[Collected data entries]
------

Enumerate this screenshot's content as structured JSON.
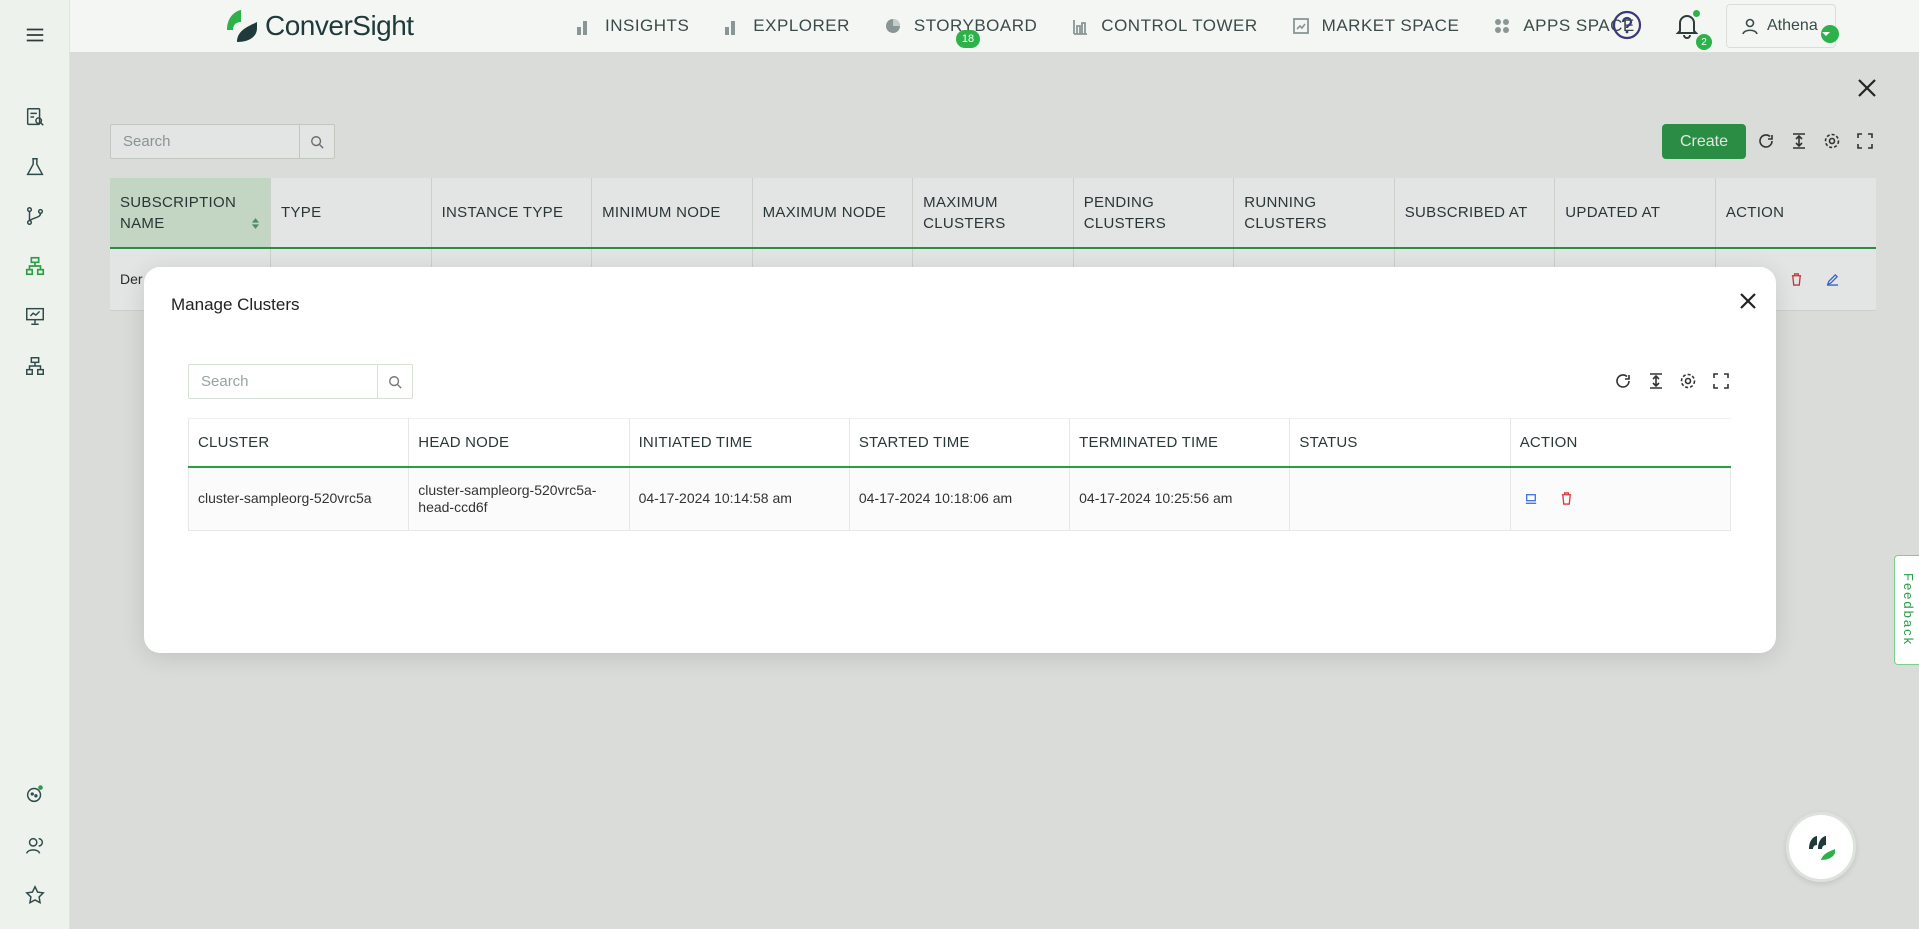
{
  "app": {
    "logo_text": "ConverSight",
    "brand_color": "#2a9d47"
  },
  "nav": {
    "items": [
      {
        "label": "INSIGHTS",
        "icon": "bar-chart-icon"
      },
      {
        "label": "EXPLORER",
        "icon": "bar-chart-icon"
      },
      {
        "label": "STORYBOARD",
        "icon": "pie-icon"
      },
      {
        "label": "CONTROL TOWER",
        "icon": "tower-icon"
      },
      {
        "label": "MARKET SPACE",
        "icon": "store-icon"
      },
      {
        "label": "APPS SPACE",
        "icon": "grid-icon"
      }
    ],
    "storyboard_badge": "18"
  },
  "header": {
    "notification_count": "2",
    "user_name": "Athena"
  },
  "page": {
    "search_placeholder": "Search",
    "create_label": "Create",
    "columns": [
      "SUBSCRIPTION NAME",
      "TYPE",
      "INSTANCE TYPE",
      "MINIMUM NODE",
      "MAXIMUM NODE",
      "MAXIMUM CLUSTERS",
      "PENDING CLUSTERS",
      "RUNNING CLUSTERS",
      "SUBSCRIBED AT",
      "UPDATED AT",
      "ACTION"
    ],
    "row_first_cell": "Der"
  },
  "modal": {
    "title": "Manage Clusters",
    "search_placeholder": "Search",
    "columns": [
      "CLUSTER",
      "HEAD NODE",
      "INITIATED TIME",
      "STARTED TIME",
      "TERMINATED TIME",
      "STATUS",
      "ACTION"
    ],
    "rows": [
      {
        "cluster": "cluster-sampleorg-520vrc5a",
        "head_node": "cluster-sampleorg-520vrc5a-head-ccd6f",
        "initiated": "04-17-2024 10:14:58 am",
        "started": "04-17-2024 10:18:06 am",
        "terminated": "04-17-2024 10:25:56 am",
        "status": ""
      }
    ]
  },
  "feedback_label": "Feedback"
}
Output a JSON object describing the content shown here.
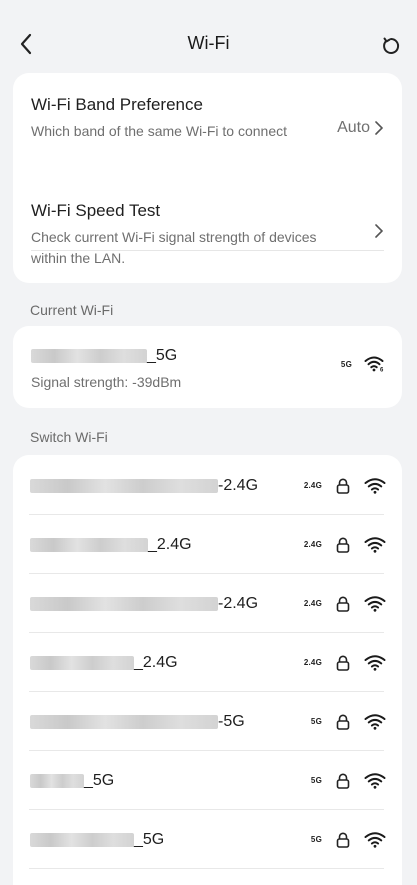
{
  "header": {
    "title": "Wi-Fi"
  },
  "band_preference": {
    "title": "Wi-Fi Band Preference",
    "description": "Which band of the same Wi-Fi to connect",
    "value": "Auto"
  },
  "speed_test": {
    "title": "Wi-Fi Speed Test",
    "description": "Check current Wi-Fi signal strength of devices within the LAN."
  },
  "current_wifi": {
    "section_label": "Current Wi-Fi",
    "name_suffix": "_5G",
    "signal": "Signal strength: -39dBm",
    "band": "5G"
  },
  "switch_wifi": {
    "section_label": "Switch Wi-Fi",
    "networks": [
      {
        "name_suffix": "-2.4G",
        "band": "2.4G"
      },
      {
        "name_suffix": "_2.4G",
        "band": "2.4G"
      },
      {
        "name_suffix": "-2.4G",
        "band": "2.4G"
      },
      {
        "name_suffix": "_2.4G",
        "band": "2.4G"
      },
      {
        "name_suffix": "-5G",
        "band": "5G"
      },
      {
        "name_suffix": "_5G",
        "band": "5G"
      },
      {
        "name_suffix": "_5G",
        "band": "5G"
      }
    ]
  }
}
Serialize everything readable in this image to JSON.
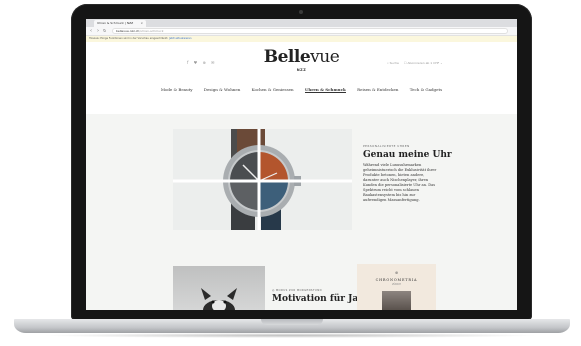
{
  "browser": {
    "tab_title": "Uhren & Schmuck | NZZ",
    "tab_close": "×",
    "back": "‹",
    "forward": "›",
    "reload": "↻",
    "url": "bellevue.nzz.ch",
    "url_suffix": "/uhren-schmuck",
    "info_text": "Hinweis: Einige Funktionen sind in der Vorschau eingeschränkt. ",
    "info_link": "Jetzt aktualisieren"
  },
  "site": {
    "social_icons": "f  ♥  ⊕  ✉",
    "logo_bold": "Belle",
    "logo_light": "vue",
    "logo_sub": "NZZ",
    "search_label": "⌕  Suche",
    "account_label": "☐  Abonnieren ab 1 CHF  ⌄"
  },
  "nav": {
    "items": [
      "Mode & Beauty",
      "Design & Wohnen",
      "Kochen & Geniessen",
      "Uhren & Schmuck",
      "Reisen & Entdecken",
      "Tech & Gadgets"
    ],
    "active_index": 3
  },
  "feature": {
    "kicker": "PERSONALISIERTE UHREN",
    "headline": "Genau meine Uhr",
    "body": "Während viele Luxusuhrmarken\ngeheimnistuerisch die Exklusivität ihrer\nProdukte betonen, hieten andere,\ndarunter auch Nischenplayer, ihren\nKunden die personalisierte Uhr an. Das\nSpektrum reicht vom schlauen\nBaukastensystem bis hin zur\naufwendigen Massanfertigung."
  },
  "second": {
    "kicker": "◎  MODUS ZUR MORGENSTUND",
    "title": "Motivation für Ja-"
  },
  "ad": {
    "mark": "⊕",
    "title": "CHRONOMETRIA",
    "subtitle": "ZÜRICH"
  },
  "colors": {
    "dial_orange": "#b3552d",
    "dial_blue": "#3d5f7a",
    "case_steel": "#9ea3a7"
  }
}
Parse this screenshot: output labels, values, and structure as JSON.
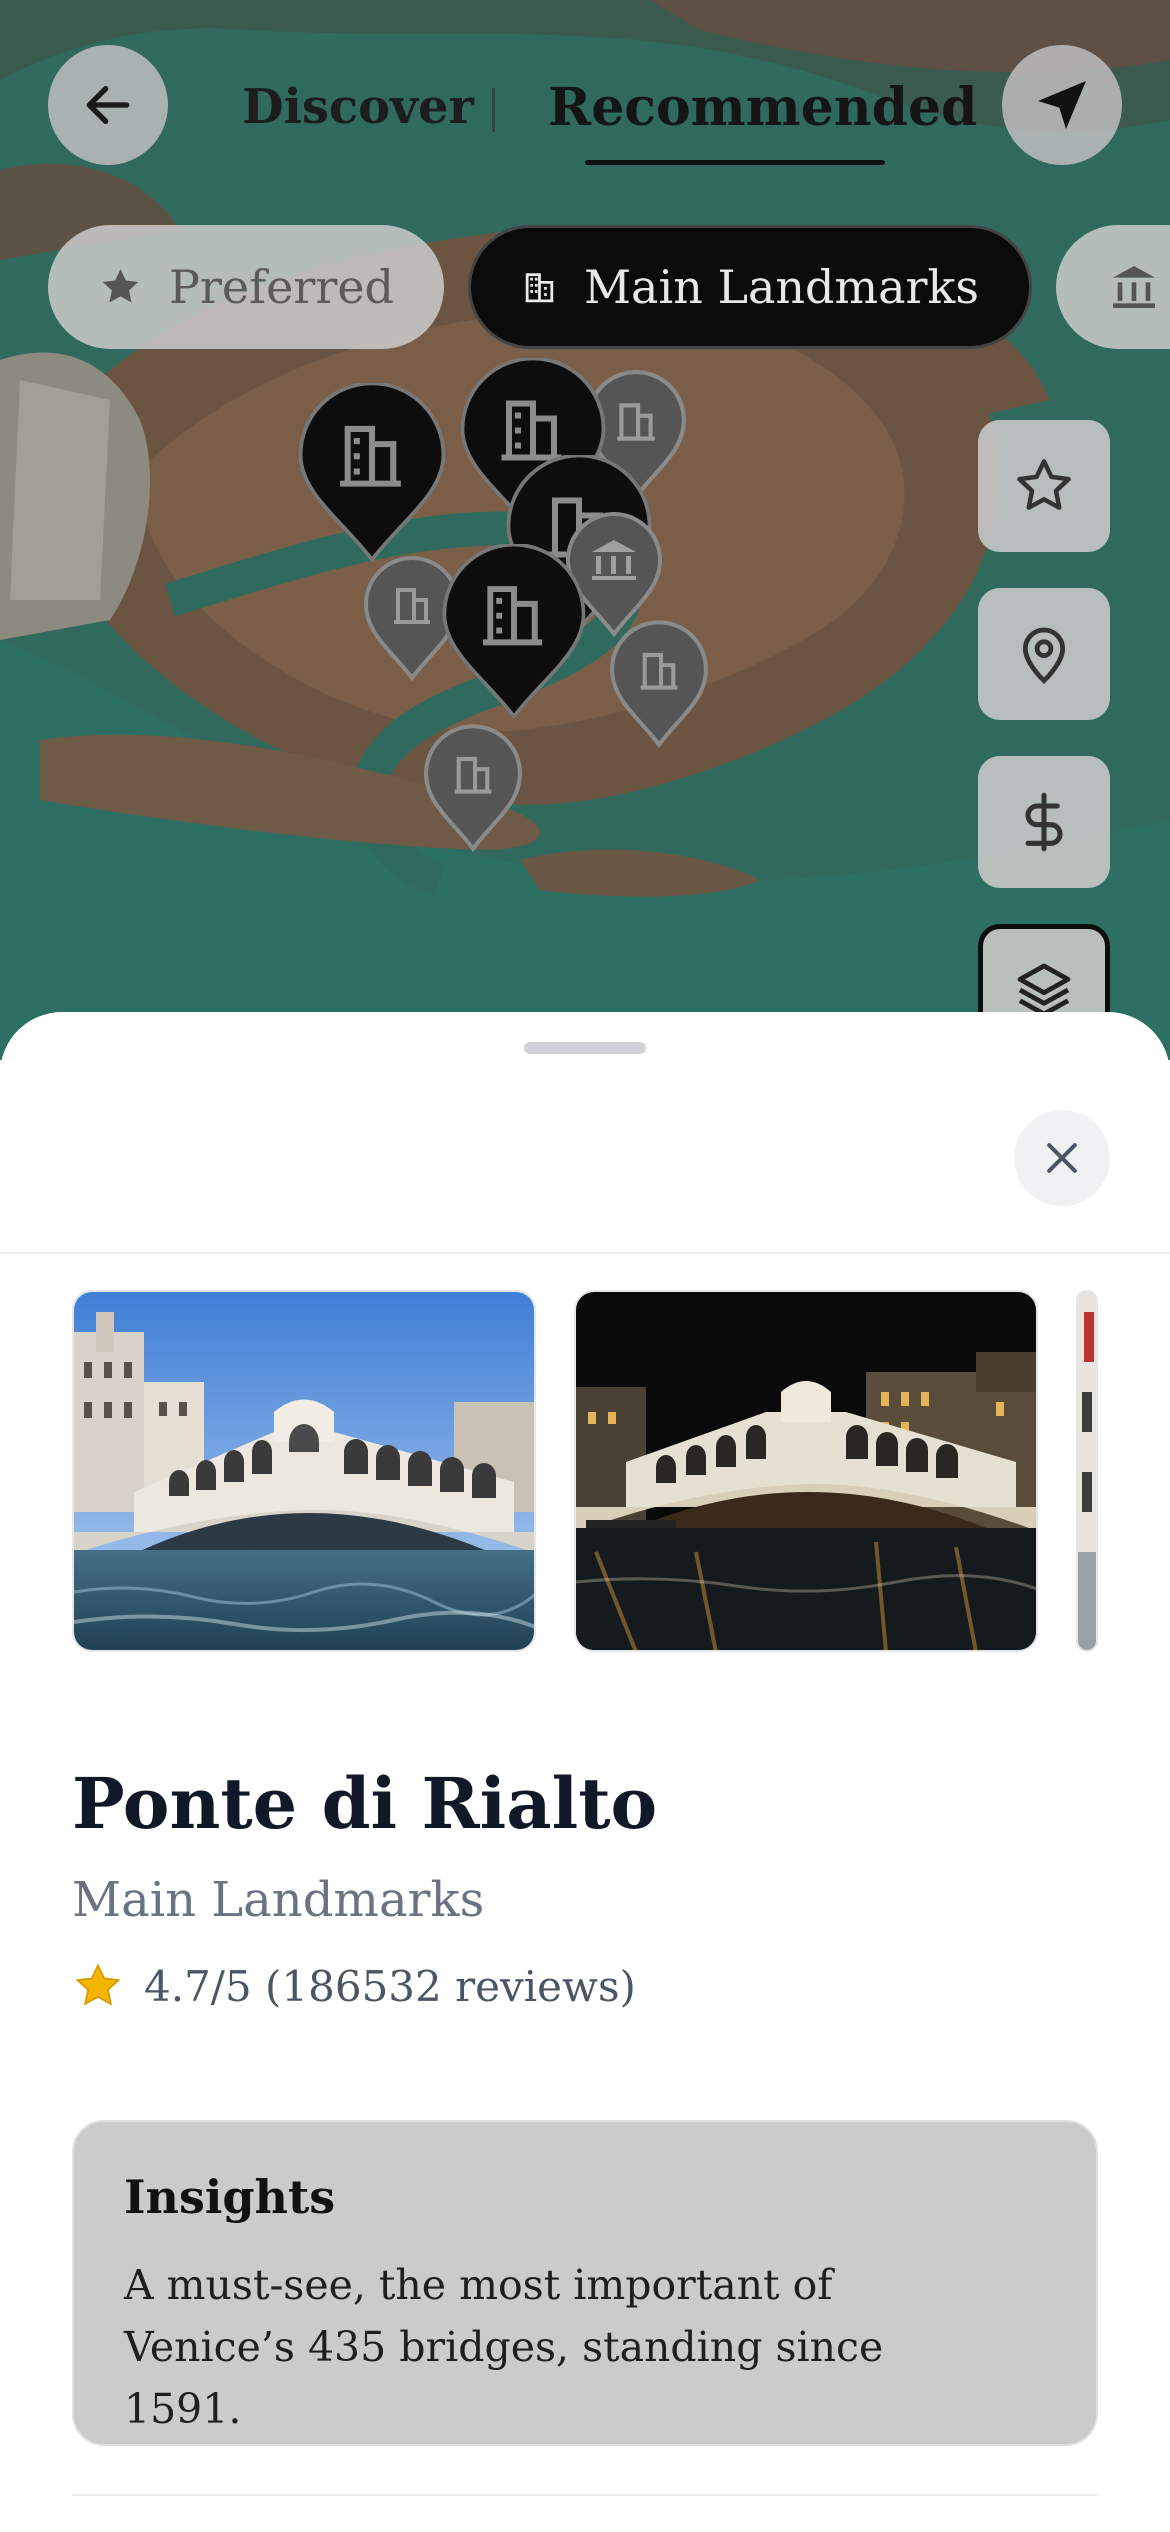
{
  "top_bar": {
    "tabs": [
      {
        "label": "Discover",
        "active": false
      },
      {
        "label": "Recommended",
        "active": true
      }
    ]
  },
  "filters": {
    "chips": [
      {
        "label": "Preferred",
        "icon": "star-icon",
        "selected": false
      },
      {
        "label": "Main Landmarks",
        "icon": "building-icon",
        "selected": true
      },
      {
        "label": "",
        "icon": "museum-icon",
        "selected": false
      }
    ]
  },
  "map_controls": [
    "star-icon",
    "location-pin-icon",
    "dollar-icon",
    "layers-icon"
  ],
  "place": {
    "title": "Ponte di Rialto",
    "category": "Main Landmarks",
    "rating_text": "4.7/5 (186532 reviews)",
    "rating": 4.7,
    "reviews": 186532
  },
  "insights": {
    "title": "Insights",
    "body": "A must-see, the most important of Venice’s 435 bridges, standing since 1591."
  },
  "colors": {
    "selected_chip": "#0b0b0b",
    "insights_card": "#cbcbcb",
    "title_text": "#111827",
    "category_text": "#6b7280",
    "star": "#f5b400"
  }
}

------

Reproduce each entry precisely, dropping only the pictures.

■ COMPLETED EXERCISE ■
Enumerate this screenshot's content as structured JSON.
{
  "app": {
    "logo_text": "ConverSight",
    "brand_color": "#2a9d47"
  },
  "nav": {
    "items": [
      {
        "label": "INSIGHTS",
        "icon": "bar-chart-icon"
      },
      {
        "label": "EXPLORER",
        "icon": "bar-chart-icon"
      },
      {
        "label": "STORYBOARD",
        "icon": "pie-icon"
      },
      {
        "label": "CONTROL TOWER",
        "icon": "tower-icon"
      },
      {
        "label": "MARKET SPACE",
        "icon": "store-icon"
      },
      {
        "label": "APPS SPACE",
        "icon": "grid-icon"
      }
    ],
    "storyboard_badge": "18"
  },
  "header": {
    "notification_count": "2",
    "user_name": "Athena"
  },
  "page": {
    "search_placeholder": "Search",
    "create_label": "Create",
    "columns": [
      "SUBSCRIPTION NAME",
      "TYPE",
      "INSTANCE TYPE",
      "MINIMUM NODE",
      "MAXIMUM NODE",
      "MAXIMUM CLUSTERS",
      "PENDING CLUSTERS",
      "RUNNING CLUSTERS",
      "SUBSCRIBED AT",
      "UPDATED AT",
      "ACTION"
    ],
    "row_first_cell": "Der"
  },
  "modal": {
    "title": "Manage Clusters",
    "search_placeholder": "Search",
    "columns": [
      "CLUSTER",
      "HEAD NODE",
      "INITIATED TIME",
      "STARTED TIME",
      "TERMINATED TIME",
      "STATUS",
      "ACTION"
    ],
    "rows": [
      {
        "cluster": "cluster-sampleorg-520vrc5a",
        "head_node": "cluster-sampleorg-520vrc5a-head-ccd6f",
        "initiated": "04-17-2024 10:14:58 am",
        "started": "04-17-2024 10:18:06 am",
        "terminated": "04-17-2024 10:25:56 am",
        "status": ""
      }
    ]
  },
  "feedback_label": "Feedback"
}
Output a JSON object describing the content shown here.
{
  "header": {
    "title": "Wi-Fi"
  },
  "band_preference": {
    "title": "Wi-Fi Band Preference",
    "description": "Which band of the same Wi-Fi to connect",
    "value": "Auto"
  },
  "speed_test": {
    "title": "Wi-Fi Speed Test",
    "description": "Check current Wi-Fi signal strength of devices within the LAN."
  },
  "current_wifi": {
    "section_label": "Current Wi-Fi",
    "name_suffix": "_5G",
    "signal": "Signal strength: -39dBm",
    "band": "5G"
  },
  "switch_wifi": {
    "section_label": "Switch Wi-Fi",
    "networks": [
      {
        "name_suffix": "-2.4G",
        "band": "2.4G"
      },
      {
        "name_suffix": "_2.4G",
        "band": "2.4G"
      },
      {
        "name_suffix": "-2.4G",
        "band": "2.4G"
      },
      {
        "name_suffix": "_2.4G",
        "band": "2.4G"
      },
      {
        "name_suffix": "-5G",
        "band": "5G"
      },
      {
        "name_suffix": "_5G",
        "band": "5G"
      },
      {
        "name_suffix": "_5G",
        "band": "5G"
      }
    ]
  }
}
Serialize everything readable in this image to JSON.
{
  "browser": {
    "tab_title": "Uhren & Schmuck | NZZ",
    "tab_close": "×",
    "back": "‹",
    "forward": "›",
    "reload": "↻",
    "url": "bellevue.nzz.ch",
    "url_suffix": "/uhren-schmuck",
    "info_text": "Hinweis: Einige Funktionen sind in der Vorschau eingeschränkt. ",
    "info_link": "Jetzt aktualisieren"
  },
  "site": {
    "social_icons": "f  ♥  ⊕  ✉",
    "logo_bold": "Belle",
    "logo_light": "vue",
    "logo_sub": "NZZ",
    "search_label": "⌕  Suche",
    "account_label": "☐  Abonnieren ab 1 CHF  ⌄"
  },
  "nav": {
    "items": [
      "Mode & Beauty",
      "Design & Wohnen",
      "Kochen & Geniessen",
      "Uhren & Schmuck",
      "Reisen & Entdecken",
      "Tech & Gadgets"
    ],
    "active_index": 3
  },
  "feature": {
    "kicker": "PERSONALISIERTE UHREN",
    "headline": "Genau meine Uhr",
    "body": "Während viele Luxusuhrmarken\ngeheimnistuerisch die Exklusivität ihrer\nProdukte betonen, hieten andere,\ndarunter auch Nischenplayer, ihren\nKunden die personalisierte Uhr an. Das\nSpektrum reicht vom schlauen\nBaukastensystem bis hin zur\naufwendigen Massanfertigung."
  },
  "second": {
    "kicker": "◎  MODUS ZUR MORGENSTUND",
    "title": "Motivation für Ja-"
  },
  "ad": {
    "mark": "⊕",
    "title": "CHRONOMETRIA",
    "subtitle": "ZÜRICH"
  },
  "colors": {
    "dial_orange": "#b3552d",
    "dial_blue": "#3d5f7a",
    "case_steel": "#9ea3a7"
  }
}
Parse this screenshot: output labels, values, and structure as JSON.
{
  "top_bar": {
    "tabs": [
      {
        "label": "Discover",
        "active": false
      },
      {
        "label": "Recommended",
        "active": true
      }
    ]
  },
  "filters": {
    "chips": [
      {
        "label": "Preferred",
        "icon": "star-icon",
        "selected": false
      },
      {
        "label": "Main Landmarks",
        "icon": "building-icon",
        "selected": true
      },
      {
        "label": "",
        "icon": "museum-icon",
        "selected": false
      }
    ]
  },
  "map_controls": [
    "star-icon",
    "location-pin-icon",
    "dollar-icon",
    "layers-icon"
  ],
  "place": {
    "title": "Ponte di Rialto",
    "category": "Main Landmarks",
    "rating_text": "4.7/5 (186532 reviews)",
    "rating": 4.7,
    "reviews": 186532
  },
  "insights": {
    "title": "Insights",
    "body": "A must-see, the most important of Venice’s 435 bridges, standing since 1591."
  },
  "colors": {
    "selected_chip": "#0b0b0b",
    "insights_card": "#cbcbcb",
    "title_text": "#111827",
    "category_text": "#6b7280",
    "star": "#f5b400"
  }
}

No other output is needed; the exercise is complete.